# [Supplied passage]
The Sixth Circuit rejected the Board's holding that the trier-of-fact's failure to consider rebuttal under Section 727.203(b)(2) was harmless error because the administrative law judge broadly rejected the only medical opinion that could establish rebuttal. The court stated that the fact finder could easily have rejected the opinion under subsection (b)(4) without rejecting it under subsection (b)(2). Kentland Elkhorn Coal Co. v. Bryant, No. 85-3320 (6th Cir. Mar. 10, 1986) (unpub.).
The administrative law judge's failure to evaluate entitlement to benefits pursuant to Section 410.490 is harmless error because the administrative law judge's finding of rebuttal pursuant to Section 727.203(b)(2) precludes entitlement under Section 410.490(c)(2). Minnich v. Pagnotti Enterprises, Inc., 9 BLR 1-89 (1986).
In light of Caprini v. Director, OWCP, 824 F.2d 283, 10 BLR 2-189 (3d Cir. 1987), the trier-of-fact erred by evaluating the evidence under 20 C.F.R. Part 410, rather than 20 C.F.R. Part 718. Because this claim was adjudicated after 3/31/80, the trier-of-fact should have considered it under the Part 718 rather than the Part 410 regulations. This was harmless error, however, because he properly found the evidence sufficient to establish rebuttal pursuant to 20 C.F.R. §410.490(c)(2), thus precluding entitlement under Part 718. Kiewlak v. Director, OWCP, 11 BLR 1-34 (1988).

# [Task A]
According to the passage on harmless error, what case number did the Sixth Circuit's decision in Kentland Elkhorn Coal Co. v. Bryant carry?
# [Task B]
Reproduce verbatim the portion of the passage on harmless error starting with "The Sixth Circuit" and going on through "BLR 1-89 (1986).".

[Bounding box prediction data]

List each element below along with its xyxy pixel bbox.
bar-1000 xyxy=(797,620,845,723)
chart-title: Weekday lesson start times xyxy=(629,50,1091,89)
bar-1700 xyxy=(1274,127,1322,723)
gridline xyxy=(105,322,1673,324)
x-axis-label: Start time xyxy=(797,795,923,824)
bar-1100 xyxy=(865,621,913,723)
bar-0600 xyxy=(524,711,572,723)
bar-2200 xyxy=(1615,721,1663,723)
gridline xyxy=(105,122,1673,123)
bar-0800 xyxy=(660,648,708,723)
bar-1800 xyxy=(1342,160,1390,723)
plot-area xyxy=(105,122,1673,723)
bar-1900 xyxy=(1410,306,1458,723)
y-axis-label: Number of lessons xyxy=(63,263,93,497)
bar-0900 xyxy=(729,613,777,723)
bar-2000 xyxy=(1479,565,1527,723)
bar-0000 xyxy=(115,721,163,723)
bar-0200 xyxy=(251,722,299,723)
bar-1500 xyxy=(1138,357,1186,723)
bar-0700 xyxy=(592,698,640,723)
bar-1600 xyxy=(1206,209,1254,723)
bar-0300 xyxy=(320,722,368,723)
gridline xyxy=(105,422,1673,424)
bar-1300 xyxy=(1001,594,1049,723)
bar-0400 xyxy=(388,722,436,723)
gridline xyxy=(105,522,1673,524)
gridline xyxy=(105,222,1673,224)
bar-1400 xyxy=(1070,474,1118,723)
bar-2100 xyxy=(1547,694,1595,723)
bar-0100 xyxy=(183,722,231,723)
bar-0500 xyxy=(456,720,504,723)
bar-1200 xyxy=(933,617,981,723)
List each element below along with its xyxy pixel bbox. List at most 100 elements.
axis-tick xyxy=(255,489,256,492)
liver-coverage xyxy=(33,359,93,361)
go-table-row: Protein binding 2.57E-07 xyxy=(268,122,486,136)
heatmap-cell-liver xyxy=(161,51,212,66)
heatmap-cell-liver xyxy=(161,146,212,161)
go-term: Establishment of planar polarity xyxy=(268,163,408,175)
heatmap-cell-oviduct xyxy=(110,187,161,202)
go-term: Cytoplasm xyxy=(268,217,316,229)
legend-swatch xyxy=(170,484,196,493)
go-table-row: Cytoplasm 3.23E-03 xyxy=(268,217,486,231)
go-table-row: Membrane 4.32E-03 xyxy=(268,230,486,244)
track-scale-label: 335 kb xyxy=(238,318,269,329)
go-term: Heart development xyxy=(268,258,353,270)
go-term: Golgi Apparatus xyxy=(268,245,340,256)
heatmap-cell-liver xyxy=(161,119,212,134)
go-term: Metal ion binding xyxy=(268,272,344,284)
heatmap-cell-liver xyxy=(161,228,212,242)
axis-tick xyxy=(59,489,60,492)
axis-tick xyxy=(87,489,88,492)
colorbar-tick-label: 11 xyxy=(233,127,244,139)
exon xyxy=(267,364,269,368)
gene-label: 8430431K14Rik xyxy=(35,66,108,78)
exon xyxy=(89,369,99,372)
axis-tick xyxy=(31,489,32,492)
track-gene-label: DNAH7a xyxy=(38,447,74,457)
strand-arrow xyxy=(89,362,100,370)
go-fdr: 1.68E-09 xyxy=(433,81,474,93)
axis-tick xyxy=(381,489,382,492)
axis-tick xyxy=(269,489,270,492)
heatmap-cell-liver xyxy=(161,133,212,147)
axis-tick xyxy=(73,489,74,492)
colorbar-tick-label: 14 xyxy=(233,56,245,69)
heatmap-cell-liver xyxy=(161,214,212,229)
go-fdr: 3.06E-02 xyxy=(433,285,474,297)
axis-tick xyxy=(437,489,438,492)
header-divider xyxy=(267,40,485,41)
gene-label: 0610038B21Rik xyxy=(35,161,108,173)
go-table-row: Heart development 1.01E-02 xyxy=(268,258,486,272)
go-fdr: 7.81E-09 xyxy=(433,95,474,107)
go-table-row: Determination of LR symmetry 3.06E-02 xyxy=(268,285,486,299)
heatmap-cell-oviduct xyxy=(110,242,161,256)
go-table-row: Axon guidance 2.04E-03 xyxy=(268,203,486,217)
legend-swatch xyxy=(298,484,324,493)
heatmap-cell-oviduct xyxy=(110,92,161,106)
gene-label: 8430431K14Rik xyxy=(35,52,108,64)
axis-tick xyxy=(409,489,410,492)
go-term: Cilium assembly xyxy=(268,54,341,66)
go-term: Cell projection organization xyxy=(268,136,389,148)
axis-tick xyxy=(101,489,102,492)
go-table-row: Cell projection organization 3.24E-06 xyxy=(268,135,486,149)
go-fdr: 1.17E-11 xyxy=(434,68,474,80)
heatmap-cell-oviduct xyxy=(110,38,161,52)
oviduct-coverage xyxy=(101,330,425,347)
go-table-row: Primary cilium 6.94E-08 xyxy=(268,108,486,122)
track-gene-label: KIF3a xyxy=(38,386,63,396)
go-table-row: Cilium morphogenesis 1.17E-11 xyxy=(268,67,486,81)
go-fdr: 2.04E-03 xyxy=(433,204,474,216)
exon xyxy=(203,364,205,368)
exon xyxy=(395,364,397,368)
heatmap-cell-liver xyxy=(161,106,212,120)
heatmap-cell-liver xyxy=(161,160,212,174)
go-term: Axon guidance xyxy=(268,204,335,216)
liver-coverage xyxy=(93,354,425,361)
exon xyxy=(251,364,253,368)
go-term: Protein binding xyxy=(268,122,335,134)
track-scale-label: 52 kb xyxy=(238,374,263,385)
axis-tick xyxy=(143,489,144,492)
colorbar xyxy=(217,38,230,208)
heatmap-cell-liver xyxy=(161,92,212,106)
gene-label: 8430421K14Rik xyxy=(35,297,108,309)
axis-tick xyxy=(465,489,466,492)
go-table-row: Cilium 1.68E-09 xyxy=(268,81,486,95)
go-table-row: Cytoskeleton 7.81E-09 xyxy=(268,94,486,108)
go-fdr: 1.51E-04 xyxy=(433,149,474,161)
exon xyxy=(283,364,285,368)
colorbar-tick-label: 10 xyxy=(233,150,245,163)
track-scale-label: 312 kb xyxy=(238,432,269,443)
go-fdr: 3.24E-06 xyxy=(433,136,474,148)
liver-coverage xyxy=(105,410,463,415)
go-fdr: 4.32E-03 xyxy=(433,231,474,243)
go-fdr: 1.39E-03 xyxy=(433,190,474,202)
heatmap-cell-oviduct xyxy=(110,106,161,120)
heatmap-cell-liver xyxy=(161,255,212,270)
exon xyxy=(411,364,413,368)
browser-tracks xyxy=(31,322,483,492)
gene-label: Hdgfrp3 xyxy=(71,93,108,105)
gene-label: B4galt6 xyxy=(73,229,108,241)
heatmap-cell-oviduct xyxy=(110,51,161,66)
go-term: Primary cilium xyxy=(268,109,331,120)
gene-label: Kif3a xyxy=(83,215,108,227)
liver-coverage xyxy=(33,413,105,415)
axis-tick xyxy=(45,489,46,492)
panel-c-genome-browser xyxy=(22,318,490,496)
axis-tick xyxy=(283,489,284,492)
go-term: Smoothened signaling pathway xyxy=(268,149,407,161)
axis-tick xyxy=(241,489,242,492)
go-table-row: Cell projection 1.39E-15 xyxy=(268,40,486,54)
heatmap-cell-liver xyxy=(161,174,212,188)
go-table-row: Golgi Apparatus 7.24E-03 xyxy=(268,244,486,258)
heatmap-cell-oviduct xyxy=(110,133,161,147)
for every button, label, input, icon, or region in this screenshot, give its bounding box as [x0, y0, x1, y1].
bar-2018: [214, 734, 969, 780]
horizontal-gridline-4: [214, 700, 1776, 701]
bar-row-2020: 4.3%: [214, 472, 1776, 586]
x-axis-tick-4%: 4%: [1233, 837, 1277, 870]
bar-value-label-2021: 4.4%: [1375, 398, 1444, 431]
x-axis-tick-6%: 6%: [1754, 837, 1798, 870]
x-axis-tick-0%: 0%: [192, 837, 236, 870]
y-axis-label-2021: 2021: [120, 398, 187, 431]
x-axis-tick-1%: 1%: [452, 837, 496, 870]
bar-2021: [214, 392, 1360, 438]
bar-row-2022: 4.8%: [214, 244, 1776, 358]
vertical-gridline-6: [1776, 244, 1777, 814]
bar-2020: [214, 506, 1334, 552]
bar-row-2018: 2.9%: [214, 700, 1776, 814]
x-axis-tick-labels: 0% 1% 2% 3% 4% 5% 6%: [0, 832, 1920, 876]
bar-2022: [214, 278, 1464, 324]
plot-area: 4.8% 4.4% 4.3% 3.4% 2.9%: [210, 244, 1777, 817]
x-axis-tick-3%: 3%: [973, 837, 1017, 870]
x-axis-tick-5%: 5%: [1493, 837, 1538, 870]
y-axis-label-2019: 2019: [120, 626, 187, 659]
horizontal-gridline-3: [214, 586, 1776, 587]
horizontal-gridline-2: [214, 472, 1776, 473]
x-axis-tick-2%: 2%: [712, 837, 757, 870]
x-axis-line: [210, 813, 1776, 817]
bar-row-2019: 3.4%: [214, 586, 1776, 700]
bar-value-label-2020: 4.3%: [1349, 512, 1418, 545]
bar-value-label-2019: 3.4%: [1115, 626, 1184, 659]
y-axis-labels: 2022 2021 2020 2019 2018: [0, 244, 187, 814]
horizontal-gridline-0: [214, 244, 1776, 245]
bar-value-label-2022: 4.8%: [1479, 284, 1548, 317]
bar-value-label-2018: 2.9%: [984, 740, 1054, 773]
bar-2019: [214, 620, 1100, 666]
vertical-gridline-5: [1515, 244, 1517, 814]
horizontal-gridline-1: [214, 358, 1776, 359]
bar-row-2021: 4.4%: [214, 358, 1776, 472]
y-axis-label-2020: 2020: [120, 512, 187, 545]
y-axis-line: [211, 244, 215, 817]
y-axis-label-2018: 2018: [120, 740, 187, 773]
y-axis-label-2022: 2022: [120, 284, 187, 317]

# [Result A]
No. 85-3320

# [Result B]
The Sixth Circuit rejected the Board's holding that the trier-of-fact's failure to consider rebuttal under Section 727.203(b)(2) was harmless error because the administrative law judge broadly rejected the only medical opinion that could establish rebuttal. The court stated that the fact finder could easily have rejected the opinion under subsection (b)(4) without rejecting it under subsection (b)(2). Kentland Elkhorn Coal Co. v. Bryant, No. 85-3320 (6th Cir. Mar. 10, 1986) (unpub.).
The administrative law judge's failure to evaluate entitlement to benefits pursuant to Section 410.490 is harmless error because the administrative law judge's finding of rebuttal pursuant to Section 727.203(b)(2) precludes entitlement under Section 410.490(c)(2). Minnich v. Pagnotti Enterprises, Inc., 9 BLR 1-89 (1986).